• [Input for this task]:
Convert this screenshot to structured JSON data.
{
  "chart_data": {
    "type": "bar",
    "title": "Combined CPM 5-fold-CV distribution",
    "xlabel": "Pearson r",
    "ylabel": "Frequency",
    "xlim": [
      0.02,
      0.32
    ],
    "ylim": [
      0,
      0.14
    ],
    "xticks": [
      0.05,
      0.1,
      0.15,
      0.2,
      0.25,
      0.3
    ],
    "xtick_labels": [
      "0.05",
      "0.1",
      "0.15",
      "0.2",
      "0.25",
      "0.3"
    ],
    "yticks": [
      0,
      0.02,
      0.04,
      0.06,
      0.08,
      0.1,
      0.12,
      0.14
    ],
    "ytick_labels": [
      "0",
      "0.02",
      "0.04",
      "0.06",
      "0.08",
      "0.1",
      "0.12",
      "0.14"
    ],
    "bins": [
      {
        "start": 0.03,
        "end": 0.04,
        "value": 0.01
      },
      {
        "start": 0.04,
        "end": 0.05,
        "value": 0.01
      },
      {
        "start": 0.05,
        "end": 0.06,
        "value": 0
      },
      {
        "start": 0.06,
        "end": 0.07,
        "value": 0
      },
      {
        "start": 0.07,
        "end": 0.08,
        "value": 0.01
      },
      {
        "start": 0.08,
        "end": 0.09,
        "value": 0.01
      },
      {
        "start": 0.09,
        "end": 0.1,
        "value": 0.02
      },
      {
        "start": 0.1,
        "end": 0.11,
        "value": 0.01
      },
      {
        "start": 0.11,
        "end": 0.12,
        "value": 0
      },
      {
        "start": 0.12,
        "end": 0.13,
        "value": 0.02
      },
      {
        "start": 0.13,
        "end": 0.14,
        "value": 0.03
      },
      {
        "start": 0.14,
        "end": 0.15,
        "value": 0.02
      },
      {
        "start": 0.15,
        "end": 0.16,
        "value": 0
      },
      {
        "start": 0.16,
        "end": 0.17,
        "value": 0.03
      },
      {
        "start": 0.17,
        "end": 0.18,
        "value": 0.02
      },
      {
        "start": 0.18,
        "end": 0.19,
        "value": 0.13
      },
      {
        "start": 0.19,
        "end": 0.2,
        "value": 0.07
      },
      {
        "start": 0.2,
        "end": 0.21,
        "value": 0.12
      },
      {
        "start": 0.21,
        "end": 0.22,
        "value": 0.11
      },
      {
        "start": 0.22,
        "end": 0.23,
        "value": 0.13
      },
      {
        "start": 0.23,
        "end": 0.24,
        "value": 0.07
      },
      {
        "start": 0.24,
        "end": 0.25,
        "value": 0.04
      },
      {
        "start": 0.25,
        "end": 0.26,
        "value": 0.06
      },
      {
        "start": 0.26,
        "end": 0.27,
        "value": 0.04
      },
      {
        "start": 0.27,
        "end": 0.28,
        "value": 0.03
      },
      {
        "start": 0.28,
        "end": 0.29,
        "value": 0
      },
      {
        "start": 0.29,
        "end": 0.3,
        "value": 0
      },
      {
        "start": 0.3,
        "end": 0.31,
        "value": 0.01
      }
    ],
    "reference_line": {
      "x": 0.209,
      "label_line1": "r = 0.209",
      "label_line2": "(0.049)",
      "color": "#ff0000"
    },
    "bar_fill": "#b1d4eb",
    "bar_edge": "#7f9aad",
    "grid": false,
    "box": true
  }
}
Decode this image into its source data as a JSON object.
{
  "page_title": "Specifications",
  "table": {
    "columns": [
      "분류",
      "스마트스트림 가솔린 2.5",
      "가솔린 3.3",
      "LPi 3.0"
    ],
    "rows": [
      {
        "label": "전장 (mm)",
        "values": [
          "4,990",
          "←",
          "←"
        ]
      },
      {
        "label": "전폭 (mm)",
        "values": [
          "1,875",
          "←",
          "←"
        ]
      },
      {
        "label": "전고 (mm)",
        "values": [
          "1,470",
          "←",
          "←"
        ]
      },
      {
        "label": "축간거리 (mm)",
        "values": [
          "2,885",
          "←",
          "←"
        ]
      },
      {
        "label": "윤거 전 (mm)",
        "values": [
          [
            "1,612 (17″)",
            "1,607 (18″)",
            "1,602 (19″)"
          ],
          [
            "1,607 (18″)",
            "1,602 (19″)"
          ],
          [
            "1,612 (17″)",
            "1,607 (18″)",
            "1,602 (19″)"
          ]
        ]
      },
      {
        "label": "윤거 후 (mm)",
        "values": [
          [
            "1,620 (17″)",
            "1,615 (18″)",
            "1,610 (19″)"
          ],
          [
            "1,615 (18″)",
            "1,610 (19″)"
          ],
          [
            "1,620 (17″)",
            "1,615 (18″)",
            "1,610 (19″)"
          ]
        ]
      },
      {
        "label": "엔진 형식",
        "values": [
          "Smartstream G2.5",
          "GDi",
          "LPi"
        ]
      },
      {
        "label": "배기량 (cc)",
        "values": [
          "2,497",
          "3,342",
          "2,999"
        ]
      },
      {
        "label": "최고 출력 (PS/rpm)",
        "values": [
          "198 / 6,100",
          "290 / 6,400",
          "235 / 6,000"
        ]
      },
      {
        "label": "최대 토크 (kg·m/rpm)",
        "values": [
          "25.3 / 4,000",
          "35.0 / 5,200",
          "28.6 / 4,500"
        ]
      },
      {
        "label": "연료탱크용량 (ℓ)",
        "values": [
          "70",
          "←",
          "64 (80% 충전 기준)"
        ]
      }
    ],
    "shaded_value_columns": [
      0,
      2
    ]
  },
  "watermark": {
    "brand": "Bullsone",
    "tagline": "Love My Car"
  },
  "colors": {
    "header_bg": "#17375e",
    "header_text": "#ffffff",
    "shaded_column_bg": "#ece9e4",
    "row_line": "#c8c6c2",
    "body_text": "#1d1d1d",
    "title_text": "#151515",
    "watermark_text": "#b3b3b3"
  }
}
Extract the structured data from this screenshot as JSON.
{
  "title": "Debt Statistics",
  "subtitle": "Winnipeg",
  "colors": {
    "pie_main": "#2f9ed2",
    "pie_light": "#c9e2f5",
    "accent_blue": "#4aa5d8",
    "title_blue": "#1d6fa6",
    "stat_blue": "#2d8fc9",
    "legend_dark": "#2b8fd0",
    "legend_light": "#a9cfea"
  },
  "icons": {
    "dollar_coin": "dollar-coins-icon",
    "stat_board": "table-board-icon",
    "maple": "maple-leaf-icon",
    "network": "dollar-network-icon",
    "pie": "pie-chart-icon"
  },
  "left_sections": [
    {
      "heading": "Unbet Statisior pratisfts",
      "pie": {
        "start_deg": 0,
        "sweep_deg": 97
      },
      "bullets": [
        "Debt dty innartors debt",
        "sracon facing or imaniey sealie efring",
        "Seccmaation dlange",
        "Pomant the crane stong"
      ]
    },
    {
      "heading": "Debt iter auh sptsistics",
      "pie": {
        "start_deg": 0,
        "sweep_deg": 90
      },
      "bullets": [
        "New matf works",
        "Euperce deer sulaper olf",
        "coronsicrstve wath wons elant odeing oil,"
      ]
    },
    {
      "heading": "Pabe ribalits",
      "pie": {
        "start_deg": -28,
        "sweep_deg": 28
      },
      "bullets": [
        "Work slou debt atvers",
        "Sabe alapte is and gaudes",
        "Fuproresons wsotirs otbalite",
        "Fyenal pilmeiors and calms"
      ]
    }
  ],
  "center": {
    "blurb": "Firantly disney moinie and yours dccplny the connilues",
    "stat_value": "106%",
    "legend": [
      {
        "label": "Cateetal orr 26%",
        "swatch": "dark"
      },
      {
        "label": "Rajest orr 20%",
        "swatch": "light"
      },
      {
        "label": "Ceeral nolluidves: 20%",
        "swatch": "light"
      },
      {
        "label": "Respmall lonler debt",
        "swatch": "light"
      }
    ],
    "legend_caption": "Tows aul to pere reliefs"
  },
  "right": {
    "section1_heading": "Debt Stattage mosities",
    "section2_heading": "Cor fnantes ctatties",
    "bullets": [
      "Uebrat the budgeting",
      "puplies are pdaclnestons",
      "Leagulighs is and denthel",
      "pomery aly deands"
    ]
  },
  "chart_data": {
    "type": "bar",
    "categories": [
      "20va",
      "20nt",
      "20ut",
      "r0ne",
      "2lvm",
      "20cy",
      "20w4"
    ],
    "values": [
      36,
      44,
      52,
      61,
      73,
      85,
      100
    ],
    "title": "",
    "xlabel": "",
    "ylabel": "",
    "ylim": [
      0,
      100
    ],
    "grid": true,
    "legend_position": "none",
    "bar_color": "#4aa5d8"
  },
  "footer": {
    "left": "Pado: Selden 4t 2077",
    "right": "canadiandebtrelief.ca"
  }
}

• [Objective]:
From the entries above, return each line with the word "structured" in it.

• [Solution for this problem]:
Convert this screenshot to structured JSON data.
Extract the structured data from this screenshot as JSON.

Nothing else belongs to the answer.